HOW TO COMPLETE THIS TASK:
In the Chatham Dockyard recollection, copy out the part that opens with the words "3 minute read" and closes with "towns suffering with.", switching "bicycle" to "bike".

DOCUMENT EXCERPT:

────────────────────────────────────────

3 minute read
Mavis Nye recalls Chatham Dockyard
Chatham dockyard
by Mavis Nye
Chatham Dockyard was the workplace of my great grandfather Edward, who came with his wife from South Hilton Durham to Chatham and lived in Luton Chatham. He had my grandmother and she married Thomas and lived a few doors away where my father, his brother Jackson and three sisters were born. My grandfather died at 42 when he dropped dead over my grandmother as she was holding her newborn, my Uncle Jackson.
The men all worked in the dockyard, walking in or going by bicycle.
Now the dockyard has closed it has become a tourist attraction, a happy place and yet Mesothelioma is the deadly disease this dockyard has left the Medway towns suffering with.
Asbestos was a wonder material and was used as insulation in the shipbuilding industry from the end of the 19th century until the dockyard closed in 1984/85 and everything was moved to Portsmouth.
Engine rooms, generating rooms, pipework and boilers, wherever the asbestos was used to lag, was a danger to the workers. Even after asbestos stopped being used Chatham dockyard, workers were still exposed to high levels of asbestos fibres from stripping out old asbestos lagging on refits.
Because asbestos was commonplace on ships and submarines, many Chatham dockyard employees could have been exposed to asbestos while building or maintaining ships and submarines. This included shipwrights, joiners, engine fitters, electrical fitters, caulkers, labourers, rope makers, supervisors, cleaners and asbestos laggers.
Dangers from exposure to high levels of asbestos (especially blue and brown) and its association with asbestosis and lung cancer had been established by the second world war. However, it was not until the mid 1960s that the real dangers of asbestos became well known. In 1965 the Sunday Times published an article warning of the link between exposure to low levels of the more commonplace white asbestos and the fatal disease mesothelioma. This eventually caused responsible employers at Chatham dockyards and elsewhere to take proper precautions to protect their workers from asbestos.

────────────────────────────────────────

DATA FOR REVIEW:
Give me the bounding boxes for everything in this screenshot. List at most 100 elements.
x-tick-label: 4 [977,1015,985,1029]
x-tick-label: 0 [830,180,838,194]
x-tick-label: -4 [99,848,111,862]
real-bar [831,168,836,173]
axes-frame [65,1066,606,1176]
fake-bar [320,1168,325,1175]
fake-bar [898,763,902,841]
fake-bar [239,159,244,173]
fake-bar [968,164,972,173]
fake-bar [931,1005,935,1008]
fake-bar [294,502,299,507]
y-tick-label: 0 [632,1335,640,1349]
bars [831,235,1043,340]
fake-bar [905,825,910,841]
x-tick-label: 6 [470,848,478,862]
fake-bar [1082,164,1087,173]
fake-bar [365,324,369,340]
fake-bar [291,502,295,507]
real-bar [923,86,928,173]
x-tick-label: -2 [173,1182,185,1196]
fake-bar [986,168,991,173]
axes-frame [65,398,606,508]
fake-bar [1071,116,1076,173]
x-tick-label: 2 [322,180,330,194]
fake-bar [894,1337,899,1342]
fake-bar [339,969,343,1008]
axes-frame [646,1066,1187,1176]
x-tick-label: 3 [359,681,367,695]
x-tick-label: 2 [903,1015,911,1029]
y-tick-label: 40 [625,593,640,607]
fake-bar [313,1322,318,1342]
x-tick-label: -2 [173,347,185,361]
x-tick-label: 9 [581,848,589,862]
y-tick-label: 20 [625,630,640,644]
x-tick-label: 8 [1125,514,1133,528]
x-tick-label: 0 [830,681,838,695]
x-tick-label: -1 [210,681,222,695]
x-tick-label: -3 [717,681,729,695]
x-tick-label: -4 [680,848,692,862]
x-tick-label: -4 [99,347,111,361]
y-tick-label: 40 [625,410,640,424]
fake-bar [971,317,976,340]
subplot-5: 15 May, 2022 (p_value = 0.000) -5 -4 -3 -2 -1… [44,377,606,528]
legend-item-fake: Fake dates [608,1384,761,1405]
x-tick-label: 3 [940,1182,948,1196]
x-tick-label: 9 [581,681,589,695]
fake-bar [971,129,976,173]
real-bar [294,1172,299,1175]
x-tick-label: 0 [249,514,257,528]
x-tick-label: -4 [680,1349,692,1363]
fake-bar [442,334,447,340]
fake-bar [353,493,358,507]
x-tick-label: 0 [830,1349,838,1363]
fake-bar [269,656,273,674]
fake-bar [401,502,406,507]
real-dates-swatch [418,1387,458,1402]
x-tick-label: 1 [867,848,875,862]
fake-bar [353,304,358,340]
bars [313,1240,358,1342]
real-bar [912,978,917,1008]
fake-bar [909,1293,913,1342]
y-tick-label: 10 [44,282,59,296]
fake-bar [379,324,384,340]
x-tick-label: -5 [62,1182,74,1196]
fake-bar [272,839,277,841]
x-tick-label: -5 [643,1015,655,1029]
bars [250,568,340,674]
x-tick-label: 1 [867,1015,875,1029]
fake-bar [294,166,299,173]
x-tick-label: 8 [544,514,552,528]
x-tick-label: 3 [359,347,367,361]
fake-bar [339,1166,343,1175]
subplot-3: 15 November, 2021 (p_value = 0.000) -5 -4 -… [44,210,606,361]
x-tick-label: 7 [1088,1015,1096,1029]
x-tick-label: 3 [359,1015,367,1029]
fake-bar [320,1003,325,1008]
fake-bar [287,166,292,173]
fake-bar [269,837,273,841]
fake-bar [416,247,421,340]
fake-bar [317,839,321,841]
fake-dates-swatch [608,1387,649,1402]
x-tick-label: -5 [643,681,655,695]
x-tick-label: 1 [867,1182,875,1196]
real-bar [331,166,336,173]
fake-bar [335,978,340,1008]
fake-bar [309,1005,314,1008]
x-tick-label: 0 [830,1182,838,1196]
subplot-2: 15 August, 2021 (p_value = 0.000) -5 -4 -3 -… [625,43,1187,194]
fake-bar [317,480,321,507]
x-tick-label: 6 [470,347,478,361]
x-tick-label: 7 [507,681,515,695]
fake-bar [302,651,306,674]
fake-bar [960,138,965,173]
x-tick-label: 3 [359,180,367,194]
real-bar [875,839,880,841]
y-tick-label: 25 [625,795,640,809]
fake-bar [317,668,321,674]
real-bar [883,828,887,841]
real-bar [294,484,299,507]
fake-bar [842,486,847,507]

────────────────────────────────────────

ANSWER BELOW:
3 minute read
Mavis Nye recalls Chatham Dockyard
Chatham dockyard
by Mavis Nye
Chatham Dockyard was the workplace of my great grandfather Edward, who came with his wife from South Hilton Durham to Chatham and lived in Luton Chatham. He had my grandmother and she married Thomas and lived a few doors away where my father, his brother Jackson and three sisters were born. My grandfather died at 42 when he dropped dead over my grandmother as she was holding her newborn, my Uncle Jackson.
The men all worked in the dockyard, walking in or going by bike.
Now the dockyard has closed it has become a tourist attraction, a happy place and yet Mesothelioma is the deadly disease this dockyard has left the Medway towns suffering with.